Records contained in a dataset
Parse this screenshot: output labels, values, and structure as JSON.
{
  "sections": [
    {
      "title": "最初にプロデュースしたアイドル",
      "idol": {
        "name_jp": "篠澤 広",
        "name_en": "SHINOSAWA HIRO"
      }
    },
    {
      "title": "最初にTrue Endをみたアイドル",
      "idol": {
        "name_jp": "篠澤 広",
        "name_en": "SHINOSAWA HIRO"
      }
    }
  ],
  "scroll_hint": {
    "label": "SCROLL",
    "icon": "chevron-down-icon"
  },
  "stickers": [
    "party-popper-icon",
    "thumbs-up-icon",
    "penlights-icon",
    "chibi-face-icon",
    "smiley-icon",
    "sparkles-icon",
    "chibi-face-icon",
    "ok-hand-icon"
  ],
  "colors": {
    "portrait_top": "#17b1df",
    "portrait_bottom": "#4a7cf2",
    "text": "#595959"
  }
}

Directive: For the records above, state how many lines include the string "icon", giving the number and nothing else.

Solution for this task: 9